____ RECORD EXCERPTS
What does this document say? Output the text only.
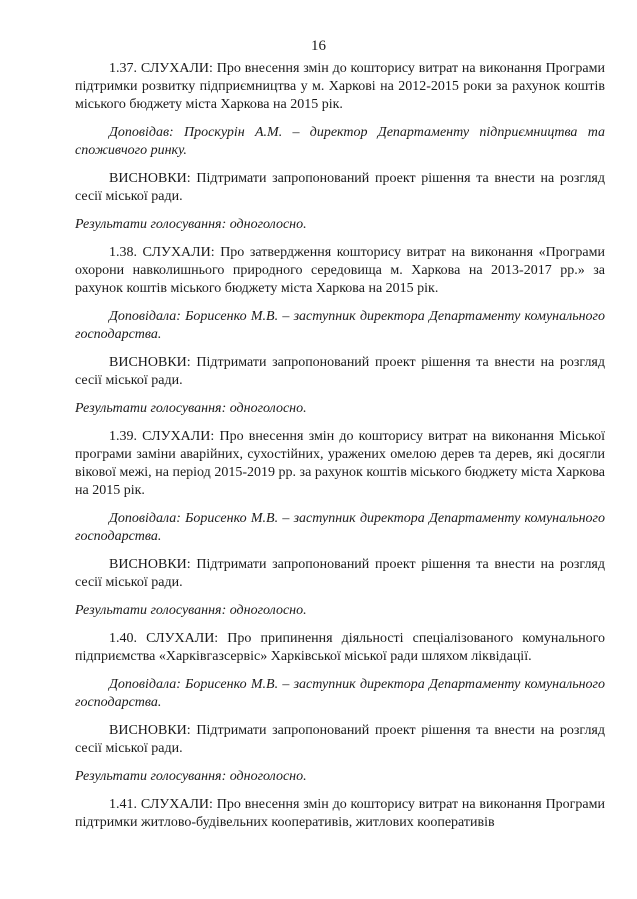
16

1.37. СЛУХАЛИ: Про внесення змін до кошторису витрат на виконання Програми підтримки розвитку підприємництва у м. Харкові на 2012-2015 роки за рахунок коштів міського бюджету міста Харкова на 2015 рік.

Доповідав: Проскурін А.М. – директор Департаменту підприємництва та споживчого ринку.

ВИСНОВКИ: Підтримати запропонований проект рішення та внести на розгляд сесії міської ради.

Результати голосування: одноголосно.

1.38. СЛУХАЛИ: Про затвердження кошторису витрат на виконання «Програми охорони навколишнього природного середовища м. Харкова на 2013-2017 рр.» за рахунок коштів міського бюджету міста Харкова на 2015 рік.

Доповідала: Борисенко М.В. – заступник директора Департаменту комунального господарства.

ВИСНОВКИ: Підтримати запропонований проект рішення та внести на розгляд сесії міської ради.

Результати голосування: одноголосно.

1.39. СЛУХАЛИ: Про внесення змін до кошторису витрат на виконання Міської програми заміни аварійних, сухостійних, уражених омелою дерев та дерев, які досягли вікової межі, на період 2015-2019 рр. за рахунок коштів міського бюджету міста Харкова на 2015 рік.

Доповідала: Борисенко М.В. – заступник директора Департаменту комунального господарства.

ВИСНОВКИ: Підтримати запропонований проект рішення та внести на розгляд сесії міської ради.

Результати голосування: одноголосно.

1.40. СЛУХАЛИ: Про припинення діяльності спеціалізованого комунального підприємства «Харківгазсервіс» Харківської міської ради шляхом ліквідації.

Доповідала: Борисенко М.В. – заступник директора Департаменту комунального господарства.

ВИСНОВКИ: Підтримати запропонований проект рішення та внести на розгляд сесії міської ради.

Результати голосування: одноголосно.

1.41. СЛУХАЛИ: Про внесення змін до кошторису витрат на виконання Програми підтримки житлово-будівельних кооперативів, житлових кооперативів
________
Where a line above contains the string "виконання", copy that line.

#### CORRECT RESPONSE:
1.37. СЛУХАЛИ: Про внесення змін до кошторису витрат на виконання Програми підтримки розвитку підприємництва у м. Харкові на 2012-2015 роки за рахунок коштів міського бюджету міста Харкова на 2015 рік.
1.38. СЛУХАЛИ: Про затвердження кошторису витрат на виконання «Програми охорони навколишнього природного середовища м. Харкова на 2013-2017 рр.» за рахунок коштів міського бюджету міста Харкова на 2015 рік.
1.39. СЛУХАЛИ: Про внесення змін до кошторису витрат на виконання Міської програми заміни аварійних, сухостійних, уражених омелою дерев та дерев, які досягли вікової межі, на період 2015-2019 рр. за рахунок коштів міського бюджету міста Харкова на 2015 рік.
1.41. СЛУХАЛИ: Про внесення змін до кошторису витрат на виконання Програми підтримки житлово-будівельних кооперативів, житлових кооперативів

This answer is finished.